-- Begin DATA SECTION --

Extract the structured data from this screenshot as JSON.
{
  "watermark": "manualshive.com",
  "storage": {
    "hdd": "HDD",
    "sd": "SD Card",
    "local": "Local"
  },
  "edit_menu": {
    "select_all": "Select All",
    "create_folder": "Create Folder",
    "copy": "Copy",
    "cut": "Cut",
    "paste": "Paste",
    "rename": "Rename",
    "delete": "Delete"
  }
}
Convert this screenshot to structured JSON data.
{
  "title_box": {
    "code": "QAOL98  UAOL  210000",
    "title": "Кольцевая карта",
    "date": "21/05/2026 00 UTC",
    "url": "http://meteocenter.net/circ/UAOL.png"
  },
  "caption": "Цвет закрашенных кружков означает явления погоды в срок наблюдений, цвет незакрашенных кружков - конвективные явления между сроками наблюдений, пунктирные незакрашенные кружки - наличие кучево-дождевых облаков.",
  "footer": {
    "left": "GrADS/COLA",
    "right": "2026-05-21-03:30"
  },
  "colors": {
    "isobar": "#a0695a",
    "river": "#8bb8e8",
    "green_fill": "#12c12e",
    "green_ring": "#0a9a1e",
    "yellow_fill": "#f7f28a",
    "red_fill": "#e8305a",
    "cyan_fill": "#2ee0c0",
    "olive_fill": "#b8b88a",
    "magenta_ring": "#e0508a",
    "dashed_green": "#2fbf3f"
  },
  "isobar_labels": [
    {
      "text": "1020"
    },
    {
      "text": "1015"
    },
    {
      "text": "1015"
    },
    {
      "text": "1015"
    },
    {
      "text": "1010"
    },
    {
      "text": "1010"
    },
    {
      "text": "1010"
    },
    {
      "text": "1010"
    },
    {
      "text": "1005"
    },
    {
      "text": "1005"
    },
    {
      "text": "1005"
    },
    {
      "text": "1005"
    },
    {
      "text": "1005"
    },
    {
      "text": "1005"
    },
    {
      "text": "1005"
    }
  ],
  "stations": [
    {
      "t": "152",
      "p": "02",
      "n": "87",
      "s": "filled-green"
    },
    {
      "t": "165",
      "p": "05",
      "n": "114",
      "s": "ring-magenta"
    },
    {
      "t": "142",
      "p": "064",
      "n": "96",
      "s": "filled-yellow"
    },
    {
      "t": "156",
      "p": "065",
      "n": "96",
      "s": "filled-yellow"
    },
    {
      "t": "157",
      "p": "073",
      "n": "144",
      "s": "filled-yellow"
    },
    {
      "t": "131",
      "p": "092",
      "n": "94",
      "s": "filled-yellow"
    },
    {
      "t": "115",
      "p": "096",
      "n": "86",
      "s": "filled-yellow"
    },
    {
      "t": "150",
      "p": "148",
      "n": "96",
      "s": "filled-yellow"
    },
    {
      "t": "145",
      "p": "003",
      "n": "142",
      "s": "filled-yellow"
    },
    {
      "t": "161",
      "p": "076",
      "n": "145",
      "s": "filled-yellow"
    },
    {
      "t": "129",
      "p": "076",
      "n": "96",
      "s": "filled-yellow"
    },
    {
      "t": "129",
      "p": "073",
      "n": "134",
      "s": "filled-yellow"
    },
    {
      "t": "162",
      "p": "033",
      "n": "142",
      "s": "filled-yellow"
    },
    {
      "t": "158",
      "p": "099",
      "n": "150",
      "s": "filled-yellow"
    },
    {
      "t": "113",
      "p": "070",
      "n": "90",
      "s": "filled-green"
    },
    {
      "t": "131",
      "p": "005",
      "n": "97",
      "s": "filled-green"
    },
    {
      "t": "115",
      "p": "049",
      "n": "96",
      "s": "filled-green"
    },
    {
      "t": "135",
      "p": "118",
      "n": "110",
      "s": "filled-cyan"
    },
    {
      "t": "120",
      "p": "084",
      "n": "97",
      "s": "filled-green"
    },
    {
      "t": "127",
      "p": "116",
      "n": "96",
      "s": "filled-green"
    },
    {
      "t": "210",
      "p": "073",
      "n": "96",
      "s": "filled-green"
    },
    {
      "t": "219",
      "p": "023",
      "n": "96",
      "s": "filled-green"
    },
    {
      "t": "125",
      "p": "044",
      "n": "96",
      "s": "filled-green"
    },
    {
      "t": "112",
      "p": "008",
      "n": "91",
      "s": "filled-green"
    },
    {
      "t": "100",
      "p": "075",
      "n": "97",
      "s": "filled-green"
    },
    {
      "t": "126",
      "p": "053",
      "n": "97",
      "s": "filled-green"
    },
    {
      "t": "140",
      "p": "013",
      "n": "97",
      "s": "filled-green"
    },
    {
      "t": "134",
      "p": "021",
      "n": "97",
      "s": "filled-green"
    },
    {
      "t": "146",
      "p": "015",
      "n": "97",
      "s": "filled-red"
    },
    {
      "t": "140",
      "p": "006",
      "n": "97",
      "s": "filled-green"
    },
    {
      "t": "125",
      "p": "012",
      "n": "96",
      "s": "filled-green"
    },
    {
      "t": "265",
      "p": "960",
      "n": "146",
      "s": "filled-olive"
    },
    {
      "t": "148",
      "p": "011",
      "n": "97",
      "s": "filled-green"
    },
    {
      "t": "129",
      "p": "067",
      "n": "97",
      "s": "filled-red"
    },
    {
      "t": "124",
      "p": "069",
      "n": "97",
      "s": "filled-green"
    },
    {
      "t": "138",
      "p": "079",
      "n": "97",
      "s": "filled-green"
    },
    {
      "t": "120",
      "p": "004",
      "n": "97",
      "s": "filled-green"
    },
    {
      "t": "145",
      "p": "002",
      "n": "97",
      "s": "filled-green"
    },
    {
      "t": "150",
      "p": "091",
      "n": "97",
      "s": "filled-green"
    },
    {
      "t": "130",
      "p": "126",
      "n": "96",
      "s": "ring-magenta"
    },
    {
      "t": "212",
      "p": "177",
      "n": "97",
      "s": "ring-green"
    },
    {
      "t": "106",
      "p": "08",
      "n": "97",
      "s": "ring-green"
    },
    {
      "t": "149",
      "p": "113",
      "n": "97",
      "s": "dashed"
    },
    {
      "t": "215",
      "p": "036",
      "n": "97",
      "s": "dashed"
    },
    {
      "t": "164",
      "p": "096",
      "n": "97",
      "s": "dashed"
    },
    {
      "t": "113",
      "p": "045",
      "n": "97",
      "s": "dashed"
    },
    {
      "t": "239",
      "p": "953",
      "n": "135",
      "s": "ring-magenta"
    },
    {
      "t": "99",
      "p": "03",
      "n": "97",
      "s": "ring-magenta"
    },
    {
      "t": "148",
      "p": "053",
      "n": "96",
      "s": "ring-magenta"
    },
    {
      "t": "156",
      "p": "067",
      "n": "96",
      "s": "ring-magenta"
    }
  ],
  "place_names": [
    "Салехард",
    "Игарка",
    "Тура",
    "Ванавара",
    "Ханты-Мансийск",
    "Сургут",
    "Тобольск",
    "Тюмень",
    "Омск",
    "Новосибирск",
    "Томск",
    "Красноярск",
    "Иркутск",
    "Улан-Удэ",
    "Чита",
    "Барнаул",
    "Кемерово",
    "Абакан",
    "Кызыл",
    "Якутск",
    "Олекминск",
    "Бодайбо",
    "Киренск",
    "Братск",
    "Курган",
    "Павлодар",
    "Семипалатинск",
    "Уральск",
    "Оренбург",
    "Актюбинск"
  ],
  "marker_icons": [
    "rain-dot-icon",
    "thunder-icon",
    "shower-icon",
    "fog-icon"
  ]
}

-- End DATA SECTION --

▸ GOAL:
Identify the lines of the entries containing the string "JSON". Copy each such line.

▸ EXERCISE RESPONSE:
Extract the structured data from this screenshot as JSON.
Convert this screenshot to structured JSON data.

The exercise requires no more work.